BRIEF
The data below should be restated word for word, with every picture omitted.

Data entries:

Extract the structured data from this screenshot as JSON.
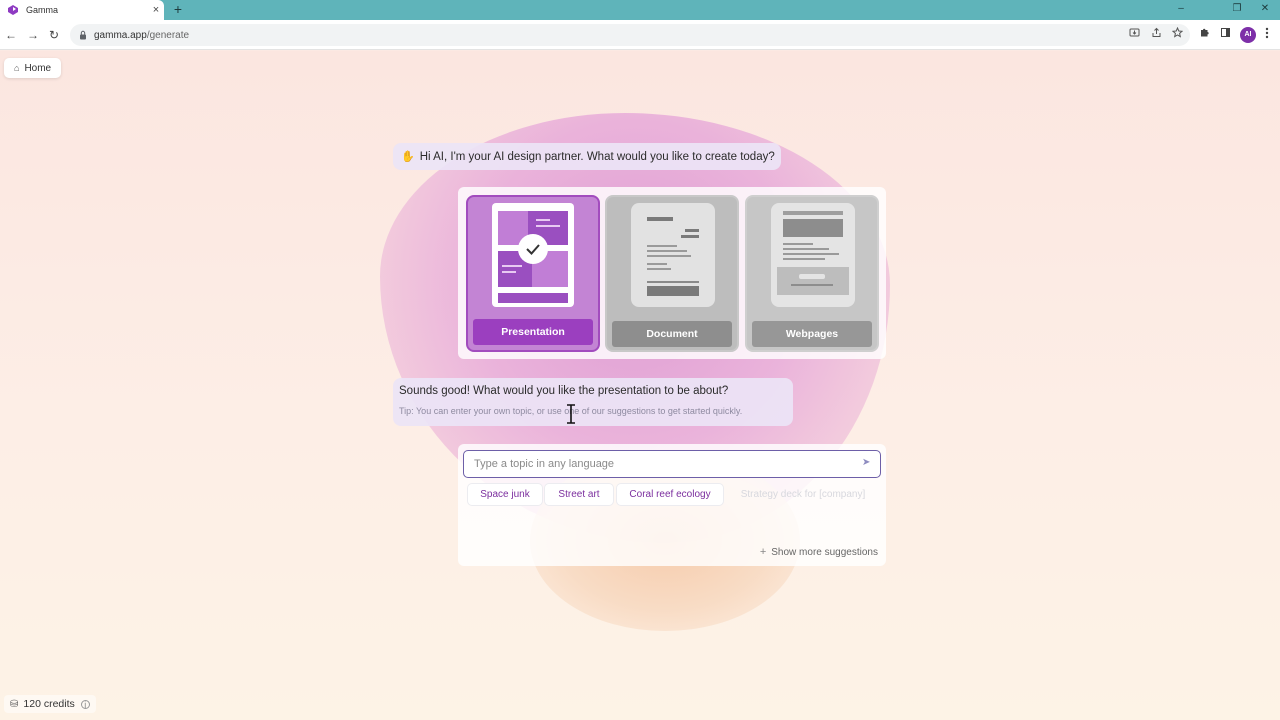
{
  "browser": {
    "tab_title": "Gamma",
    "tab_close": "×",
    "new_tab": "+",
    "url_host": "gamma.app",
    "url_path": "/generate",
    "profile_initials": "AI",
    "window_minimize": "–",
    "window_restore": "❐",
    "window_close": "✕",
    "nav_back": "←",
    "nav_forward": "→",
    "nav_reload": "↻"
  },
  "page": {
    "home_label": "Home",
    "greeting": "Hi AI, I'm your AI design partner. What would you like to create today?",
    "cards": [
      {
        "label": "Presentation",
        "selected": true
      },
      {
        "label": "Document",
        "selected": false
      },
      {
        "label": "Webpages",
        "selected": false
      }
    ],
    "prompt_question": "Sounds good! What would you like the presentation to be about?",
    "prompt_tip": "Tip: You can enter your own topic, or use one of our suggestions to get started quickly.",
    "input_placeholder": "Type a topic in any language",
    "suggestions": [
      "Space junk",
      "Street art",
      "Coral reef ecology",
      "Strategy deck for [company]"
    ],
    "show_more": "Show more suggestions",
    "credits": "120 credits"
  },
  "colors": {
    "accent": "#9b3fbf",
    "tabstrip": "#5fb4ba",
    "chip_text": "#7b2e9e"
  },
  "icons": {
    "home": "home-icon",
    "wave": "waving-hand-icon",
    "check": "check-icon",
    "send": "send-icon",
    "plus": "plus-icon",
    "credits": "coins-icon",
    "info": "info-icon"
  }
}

REPLY
Extract the structured data from this screenshot as JSON.
{
  "browser": {
    "tab_title": "Gamma",
    "tab_close": "×",
    "new_tab": "+",
    "url_host": "gamma.app",
    "url_path": "/generate",
    "profile_initials": "AI",
    "window_minimize": "–",
    "window_restore": "❐",
    "window_close": "✕",
    "nav_back": "←",
    "nav_forward": "→",
    "nav_reload": "↻"
  },
  "page": {
    "home_label": "Home",
    "greeting": "Hi AI, I'm your AI design partner. What would you like to create today?",
    "cards": [
      {
        "label": "Presentation",
        "selected": true
      },
      {
        "label": "Document",
        "selected": false
      },
      {
        "label": "Webpages",
        "selected": false
      }
    ],
    "prompt_question": "Sounds good! What would you like the presentation to be about?",
    "prompt_tip": "Tip: You can enter your own topic, or use one of our suggestions to get started quickly.",
    "input_placeholder": "Type a topic in any language",
    "suggestions": [
      "Space junk",
      "Street art",
      "Coral reef ecology",
      "Strategy deck for [company]"
    ],
    "show_more": "Show more suggestions",
    "credits": "120 credits"
  },
  "colors": {
    "accent": "#9b3fbf",
    "tabstrip": "#5fb4ba",
    "chip_text": "#7b2e9e"
  },
  "icons": {
    "home": "home-icon",
    "wave": "waving-hand-icon",
    "check": "check-icon",
    "send": "send-icon",
    "plus": "plus-icon",
    "credits": "coins-icon",
    "info": "info-icon"
  }
}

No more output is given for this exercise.